BEGIN DATA RECORDS
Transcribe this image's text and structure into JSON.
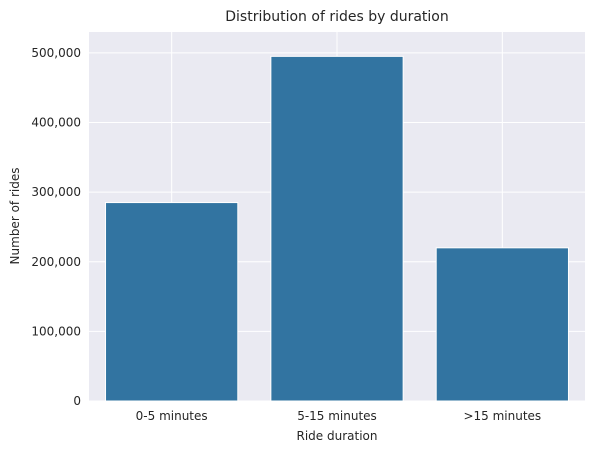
{
  "chart_data": {
    "type": "bar",
    "title": "Distribution of rides by duration",
    "xlabel": "Ride duration",
    "ylabel": "Number of rides",
    "categories": [
      "0-5 minutes",
      "5-15 minutes",
      ">15 minutes"
    ],
    "values": [
      285000,
      495000,
      220000
    ],
    "ylim": [
      0,
      530000
    ],
    "yticks": [
      0,
      100000,
      200000,
      300000,
      400000,
      500000
    ],
    "ytick_labels": [
      "0",
      "100,000",
      "200,000",
      "300,000",
      "400,000",
      "500,000"
    ],
    "grid": true,
    "bar_color": "#3274a1",
    "background_color": "#eaeaf2"
  }
}
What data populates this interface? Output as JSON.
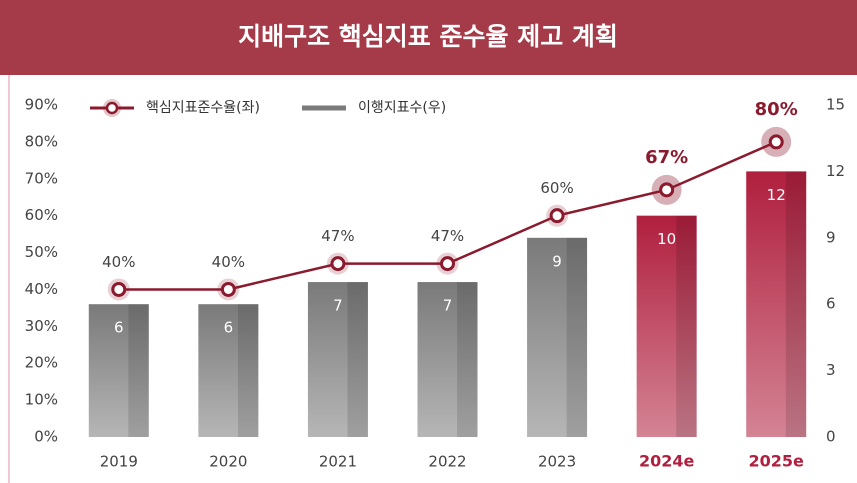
{
  "chart_data": {
    "type": "bar",
    "title": "지배구조 핵심지표 준수율 제고 계획",
    "categories": [
      "2019",
      "2020",
      "2021",
      "2022",
      "2023",
      "2024e",
      "2025e"
    ],
    "highlight": [
      false,
      false,
      false,
      false,
      false,
      true,
      true
    ],
    "series": [
      {
        "name": "핵심지표준수율(좌)",
        "type": "line",
        "axis": "y",
        "color": "#8b1a2e",
        "values": [
          40,
          40,
          47,
          47,
          60,
          67,
          80
        ],
        "value_labels": [
          "40%",
          "40%",
          "47%",
          "47%",
          "60%",
          "67%",
          "80%"
        ]
      },
      {
        "name": "이행지표수(우)",
        "type": "bar",
        "axis": "y2",
        "color": "#7a7a7a",
        "colors": [
          "#7a7a7a",
          "#7a7a7a",
          "#7a7a7a",
          "#7a7a7a",
          "#7a7a7a",
          "#b01f3e",
          "#b01f3e"
        ],
        "values": [
          6,
          6,
          7,
          7,
          9,
          10,
          12
        ]
      }
    ],
    "ylim": [
      0,
      90
    ],
    "yticks": [
      {
        "value": 0,
        "label": "0%"
      },
      {
        "value": 10,
        "label": "10%"
      },
      {
        "value": 20,
        "label": "20%"
      },
      {
        "value": 30,
        "label": "30%"
      },
      {
        "value": 40,
        "label": "40%"
      },
      {
        "value": 50,
        "label": "50%"
      },
      {
        "value": 60,
        "label": "60%"
      },
      {
        "value": 70,
        "label": "70%"
      },
      {
        "value": 80,
        "label": "80%"
      },
      {
        "value": 90,
        "label": "90%"
      }
    ],
    "y2lim": [
      0,
      15
    ],
    "y2ticks": [
      0,
      3,
      6,
      9,
      12,
      15
    ],
    "legend": "top-left",
    "grid": false
  }
}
END DATA RECORDS
- [GIVEN PROBLEM]:
Gather each line in the entries above where the string "JSON" is found.

- [TASK RESPONSE]:
Transcribe this image's text and structure into JSON.
What data populates this interface? Output as JSON.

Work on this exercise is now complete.